» **What you are asked to do**
Count every line that includes the string "spending" in the entries that follow. Nothing besides the number is needed.

========

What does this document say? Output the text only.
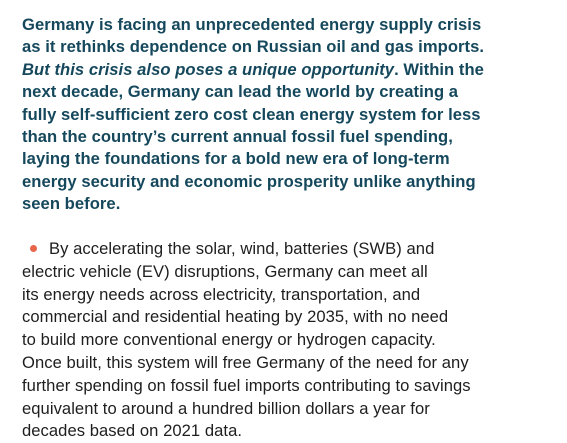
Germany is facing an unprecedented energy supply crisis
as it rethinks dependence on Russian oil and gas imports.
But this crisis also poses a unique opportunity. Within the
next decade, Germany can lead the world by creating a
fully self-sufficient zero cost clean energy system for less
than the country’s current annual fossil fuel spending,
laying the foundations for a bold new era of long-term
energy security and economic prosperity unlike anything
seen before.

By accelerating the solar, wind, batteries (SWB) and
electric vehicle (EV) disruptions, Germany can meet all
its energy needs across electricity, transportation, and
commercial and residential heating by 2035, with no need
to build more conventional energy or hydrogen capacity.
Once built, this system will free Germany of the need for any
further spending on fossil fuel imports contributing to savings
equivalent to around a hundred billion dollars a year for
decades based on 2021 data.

========

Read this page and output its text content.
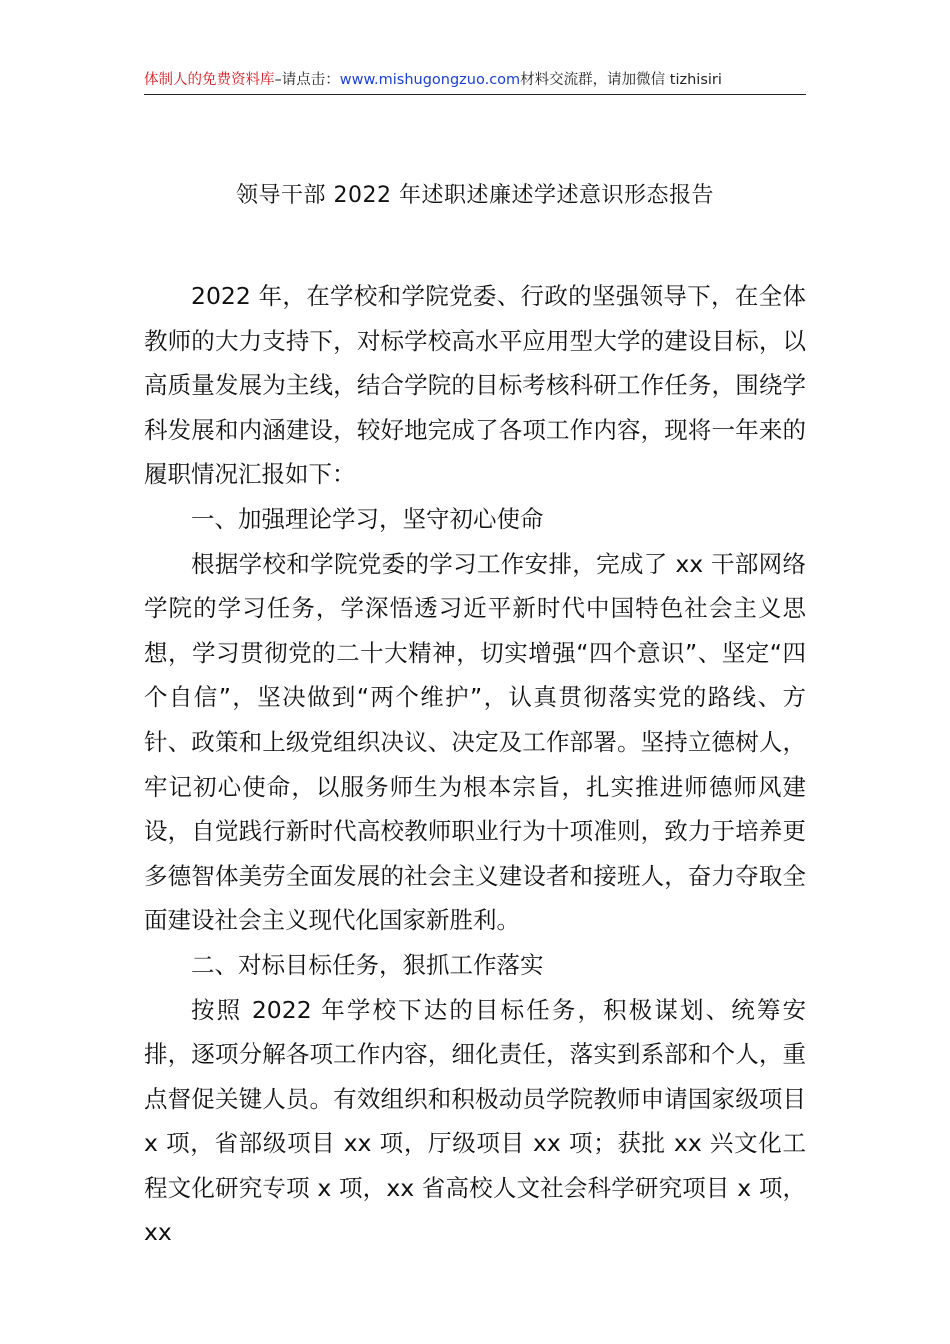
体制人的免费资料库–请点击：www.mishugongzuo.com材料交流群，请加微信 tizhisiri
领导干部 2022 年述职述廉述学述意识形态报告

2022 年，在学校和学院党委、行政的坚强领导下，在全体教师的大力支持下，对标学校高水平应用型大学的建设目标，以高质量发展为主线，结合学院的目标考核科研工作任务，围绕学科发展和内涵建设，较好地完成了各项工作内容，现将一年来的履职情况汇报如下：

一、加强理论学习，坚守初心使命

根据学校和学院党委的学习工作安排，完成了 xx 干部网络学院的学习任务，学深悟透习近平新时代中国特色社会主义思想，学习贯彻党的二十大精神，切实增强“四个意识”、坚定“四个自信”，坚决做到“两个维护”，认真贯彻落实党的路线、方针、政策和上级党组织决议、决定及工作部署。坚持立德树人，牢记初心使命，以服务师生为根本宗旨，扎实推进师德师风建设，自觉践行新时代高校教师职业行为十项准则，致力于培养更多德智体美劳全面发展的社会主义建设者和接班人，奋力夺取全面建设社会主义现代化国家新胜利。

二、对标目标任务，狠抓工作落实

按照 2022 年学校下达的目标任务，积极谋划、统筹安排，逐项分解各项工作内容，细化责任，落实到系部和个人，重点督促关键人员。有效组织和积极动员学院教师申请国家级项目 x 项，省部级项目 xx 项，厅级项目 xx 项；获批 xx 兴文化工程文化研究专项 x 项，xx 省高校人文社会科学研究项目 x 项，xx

========

» **Problem solution**
2